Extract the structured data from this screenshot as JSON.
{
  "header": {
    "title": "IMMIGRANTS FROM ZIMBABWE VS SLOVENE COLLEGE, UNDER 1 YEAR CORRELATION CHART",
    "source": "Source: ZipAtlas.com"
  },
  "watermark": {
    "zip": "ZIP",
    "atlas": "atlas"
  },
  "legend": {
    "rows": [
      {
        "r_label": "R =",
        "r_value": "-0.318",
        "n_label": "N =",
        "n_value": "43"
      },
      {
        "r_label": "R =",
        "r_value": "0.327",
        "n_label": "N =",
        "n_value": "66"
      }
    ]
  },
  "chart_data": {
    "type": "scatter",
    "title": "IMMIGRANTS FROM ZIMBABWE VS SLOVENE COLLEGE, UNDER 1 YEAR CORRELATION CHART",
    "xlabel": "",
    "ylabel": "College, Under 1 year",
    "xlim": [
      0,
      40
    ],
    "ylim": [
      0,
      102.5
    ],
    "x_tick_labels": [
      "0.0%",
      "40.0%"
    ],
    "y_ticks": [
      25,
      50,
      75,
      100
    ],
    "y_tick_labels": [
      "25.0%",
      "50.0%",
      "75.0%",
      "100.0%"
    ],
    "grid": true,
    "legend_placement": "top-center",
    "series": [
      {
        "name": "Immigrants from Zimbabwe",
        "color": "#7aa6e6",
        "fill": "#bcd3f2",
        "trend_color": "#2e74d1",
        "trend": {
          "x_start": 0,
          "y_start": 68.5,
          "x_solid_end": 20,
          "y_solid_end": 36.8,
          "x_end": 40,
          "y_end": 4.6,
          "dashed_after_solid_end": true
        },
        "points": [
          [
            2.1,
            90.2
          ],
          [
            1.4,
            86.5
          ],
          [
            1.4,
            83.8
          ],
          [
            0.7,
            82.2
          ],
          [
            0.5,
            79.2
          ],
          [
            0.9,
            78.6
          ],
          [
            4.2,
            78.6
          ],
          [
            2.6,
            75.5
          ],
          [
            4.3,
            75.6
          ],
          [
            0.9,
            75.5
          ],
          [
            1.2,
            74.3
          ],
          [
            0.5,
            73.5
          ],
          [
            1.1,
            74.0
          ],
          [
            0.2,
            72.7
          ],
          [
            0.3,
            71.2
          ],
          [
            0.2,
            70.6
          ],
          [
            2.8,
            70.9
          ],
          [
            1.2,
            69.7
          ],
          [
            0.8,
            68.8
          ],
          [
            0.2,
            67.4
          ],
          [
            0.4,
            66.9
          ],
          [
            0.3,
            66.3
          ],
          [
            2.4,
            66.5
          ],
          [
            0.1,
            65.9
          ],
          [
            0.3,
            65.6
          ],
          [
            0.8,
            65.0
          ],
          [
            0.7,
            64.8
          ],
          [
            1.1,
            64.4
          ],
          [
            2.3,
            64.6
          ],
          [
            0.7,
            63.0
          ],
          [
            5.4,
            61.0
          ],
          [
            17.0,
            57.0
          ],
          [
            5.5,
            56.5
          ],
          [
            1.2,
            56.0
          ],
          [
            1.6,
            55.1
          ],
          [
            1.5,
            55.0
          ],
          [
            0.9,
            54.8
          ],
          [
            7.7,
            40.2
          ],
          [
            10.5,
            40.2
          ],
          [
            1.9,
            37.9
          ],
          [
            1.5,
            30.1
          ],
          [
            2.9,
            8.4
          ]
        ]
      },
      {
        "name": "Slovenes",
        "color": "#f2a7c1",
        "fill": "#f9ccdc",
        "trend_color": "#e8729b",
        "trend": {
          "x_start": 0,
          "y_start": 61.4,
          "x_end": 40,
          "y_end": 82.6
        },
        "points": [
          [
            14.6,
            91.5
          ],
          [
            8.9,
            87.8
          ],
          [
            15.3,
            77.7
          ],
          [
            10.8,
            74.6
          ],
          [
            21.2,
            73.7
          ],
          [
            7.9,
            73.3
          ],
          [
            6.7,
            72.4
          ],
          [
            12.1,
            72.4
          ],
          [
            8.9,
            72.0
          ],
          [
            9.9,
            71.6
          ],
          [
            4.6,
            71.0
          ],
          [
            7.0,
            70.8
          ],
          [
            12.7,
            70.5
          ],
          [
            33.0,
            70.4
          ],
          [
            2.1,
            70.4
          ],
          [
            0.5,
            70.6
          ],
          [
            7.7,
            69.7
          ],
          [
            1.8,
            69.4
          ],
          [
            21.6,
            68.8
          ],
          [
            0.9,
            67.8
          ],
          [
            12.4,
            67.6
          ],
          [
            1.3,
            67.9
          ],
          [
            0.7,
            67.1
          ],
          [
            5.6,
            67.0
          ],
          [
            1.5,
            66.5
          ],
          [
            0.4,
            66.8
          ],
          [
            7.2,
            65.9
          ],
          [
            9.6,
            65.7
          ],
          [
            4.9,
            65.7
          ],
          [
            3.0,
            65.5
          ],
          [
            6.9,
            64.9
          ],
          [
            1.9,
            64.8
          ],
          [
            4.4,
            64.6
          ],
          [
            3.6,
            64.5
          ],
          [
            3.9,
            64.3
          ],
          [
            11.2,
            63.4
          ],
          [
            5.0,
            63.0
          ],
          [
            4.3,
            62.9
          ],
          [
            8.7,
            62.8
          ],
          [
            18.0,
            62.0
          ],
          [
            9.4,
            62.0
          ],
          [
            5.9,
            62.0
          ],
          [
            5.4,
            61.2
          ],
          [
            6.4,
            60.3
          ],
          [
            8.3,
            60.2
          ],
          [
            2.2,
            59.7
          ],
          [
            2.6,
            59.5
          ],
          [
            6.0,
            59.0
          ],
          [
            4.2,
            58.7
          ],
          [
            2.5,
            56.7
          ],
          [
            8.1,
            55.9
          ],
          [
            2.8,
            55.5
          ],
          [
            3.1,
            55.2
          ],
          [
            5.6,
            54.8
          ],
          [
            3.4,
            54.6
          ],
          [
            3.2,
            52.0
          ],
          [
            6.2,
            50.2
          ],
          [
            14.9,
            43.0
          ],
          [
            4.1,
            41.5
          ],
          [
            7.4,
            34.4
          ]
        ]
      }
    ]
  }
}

§ **PROMPT**: Copy out the data shown above without altering anything.

§ **SOLUTION TO THIS EXERCISE**:
Extract the structured data from this screenshot as JSON.
{
  "header": {
    "title": "IMMIGRANTS FROM ZIMBABWE VS SLOVENE COLLEGE, UNDER 1 YEAR CORRELATION CHART",
    "source": "Source: ZipAtlas.com"
  },
  "watermark": {
    "zip": "ZIP",
    "atlas": "atlas"
  },
  "legend": {
    "rows": [
      {
        "r_label": "R =",
        "r_value": "-0.318",
        "n_label": "N =",
        "n_value": "43"
      },
      {
        "r_label": "R =",
        "r_value": "0.327",
        "n_label": "N =",
        "n_value": "66"
      }
    ]
  },
  "chart_data": {
    "type": "scatter",
    "title": "IMMIGRANTS FROM ZIMBABWE VS SLOVENE COLLEGE, UNDER 1 YEAR CORRELATION CHART",
    "xlabel": "",
    "ylabel": "College, Under 1 year",
    "xlim": [
      0,
      40
    ],
    "ylim": [
      0,
      102.5
    ],
    "x_tick_labels": [
      "0.0%",
      "40.0%"
    ],
    "y_ticks": [
      25,
      50,
      75,
      100
    ],
    "y_tick_labels": [
      "25.0%",
      "50.0%",
      "75.0%",
      "100.0%"
    ],
    "grid": true,
    "legend_placement": "top-center",
    "series": [
      {
        "name": "Immigrants from Zimbabwe",
        "color": "#7aa6e6",
        "fill": "#bcd3f2",
        "trend_color": "#2e74d1",
        "trend": {
          "x_start": 0,
          "y_start": 68.5,
          "x_solid_end": 20,
          "y_solid_end": 36.8,
          "x_end": 40,
          "y_end": 4.6,
          "dashed_after_solid_end": true
        },
        "points": [
          [
            2.1,
            90.2
          ],
          [
            1.4,
            86.5
          ],
          [
            1.4,
            83.8
          ],
          [
            0.7,
            82.2
          ],
          [
            0.5,
            79.2
          ],
          [
            0.9,
            78.6
          ],
          [
            4.2,
            78.6
          ],
          [
            2.6,
            75.5
          ],
          [
            4.3,
            75.6
          ],
          [
            0.9,
            75.5
          ],
          [
            1.2,
            74.3
          ],
          [
            0.5,
            73.5
          ],
          [
            1.1,
            74.0
          ],
          [
            0.2,
            72.7
          ],
          [
            0.3,
            71.2
          ],
          [
            0.2,
            70.6
          ],
          [
            2.8,
            70.9
          ],
          [
            1.2,
            69.7
          ],
          [
            0.8,
            68.8
          ],
          [
            0.2,
            67.4
          ],
          [
            0.4,
            66.9
          ],
          [
            0.3,
            66.3
          ],
          [
            2.4,
            66.5
          ],
          [
            0.1,
            65.9
          ],
          [
            0.3,
            65.6
          ],
          [
            0.8,
            65.0
          ],
          [
            0.7,
            64.8
          ],
          [
            1.1,
            64.4
          ],
          [
            2.3,
            64.6
          ],
          [
            0.7,
            63.0
          ],
          [
            5.4,
            61.0
          ],
          [
            17.0,
            57.0
          ],
          [
            5.5,
            56.5
          ],
          [
            1.2,
            56.0
          ],
          [
            1.6,
            55.1
          ],
          [
            1.5,
            55.0
          ],
          [
            0.9,
            54.8
          ],
          [
            7.7,
            40.2
          ],
          [
            10.5,
            40.2
          ],
          [
            1.9,
            37.9
          ],
          [
            1.5,
            30.1
          ],
          [
            2.9,
            8.4
          ]
        ]
      },
      {
        "name": "Slovenes",
        "color": "#f2a7c1",
        "fill": "#f9ccdc",
        "trend_color": "#e8729b",
        "trend": {
          "x_start": 0,
          "y_start": 61.4,
          "x_end": 40,
          "y_end": 82.6
        },
        "points": [
          [
            14.6,
            91.5
          ],
          [
            8.9,
            87.8
          ],
          [
            15.3,
            77.7
          ],
          [
            10.8,
            74.6
          ],
          [
            21.2,
            73.7
          ],
          [
            7.9,
            73.3
          ],
          [
            6.7,
            72.4
          ],
          [
            12.1,
            72.4
          ],
          [
            8.9,
            72.0
          ],
          [
            9.9,
            71.6
          ],
          [
            4.6,
            71.0
          ],
          [
            7.0,
            70.8
          ],
          [
            12.7,
            70.5
          ],
          [
            33.0,
            70.4
          ],
          [
            2.1,
            70.4
          ],
          [
            0.5,
            70.6
          ],
          [
            7.7,
            69.7
          ],
          [
            1.8,
            69.4
          ],
          [
            21.6,
            68.8
          ],
          [
            0.9,
            67.8
          ],
          [
            12.4,
            67.6
          ],
          [
            1.3,
            67.9
          ],
          [
            0.7,
            67.1
          ],
          [
            5.6,
            67.0
          ],
          [
            1.5,
            66.5
          ],
          [
            0.4,
            66.8
          ],
          [
            7.2,
            65.9
          ],
          [
            9.6,
            65.7
          ],
          [
            4.9,
            65.7
          ],
          [
            3.0,
            65.5
          ],
          [
            6.9,
            64.9
          ],
          [
            1.9,
            64.8
          ],
          [
            4.4,
            64.6
          ],
          [
            3.6,
            64.5
          ],
          [
            3.9,
            64.3
          ],
          [
            11.2,
            63.4
          ],
          [
            5.0,
            63.0
          ],
          [
            4.3,
            62.9
          ],
          [
            8.7,
            62.8
          ],
          [
            18.0,
            62.0
          ],
          [
            9.4,
            62.0
          ],
          [
            5.9,
            62.0
          ],
          [
            5.4,
            61.2
          ],
          [
            6.4,
            60.3
          ],
          [
            8.3,
            60.2
          ],
          [
            2.2,
            59.7
          ],
          [
            2.6,
            59.5
          ],
          [
            6.0,
            59.0
          ],
          [
            4.2,
            58.7
          ],
          [
            2.5,
            56.7
          ],
          [
            8.1,
            55.9
          ],
          [
            2.8,
            55.5
          ],
          [
            3.1,
            55.2
          ],
          [
            5.6,
            54.8
          ],
          [
            3.4,
            54.6
          ],
          [
            3.2,
            52.0
          ],
          [
            6.2,
            50.2
          ],
          [
            14.9,
            43.0
          ],
          [
            4.1,
            41.5
          ],
          [
            7.4,
            34.4
          ]
        ]
      }
    ]
  }
}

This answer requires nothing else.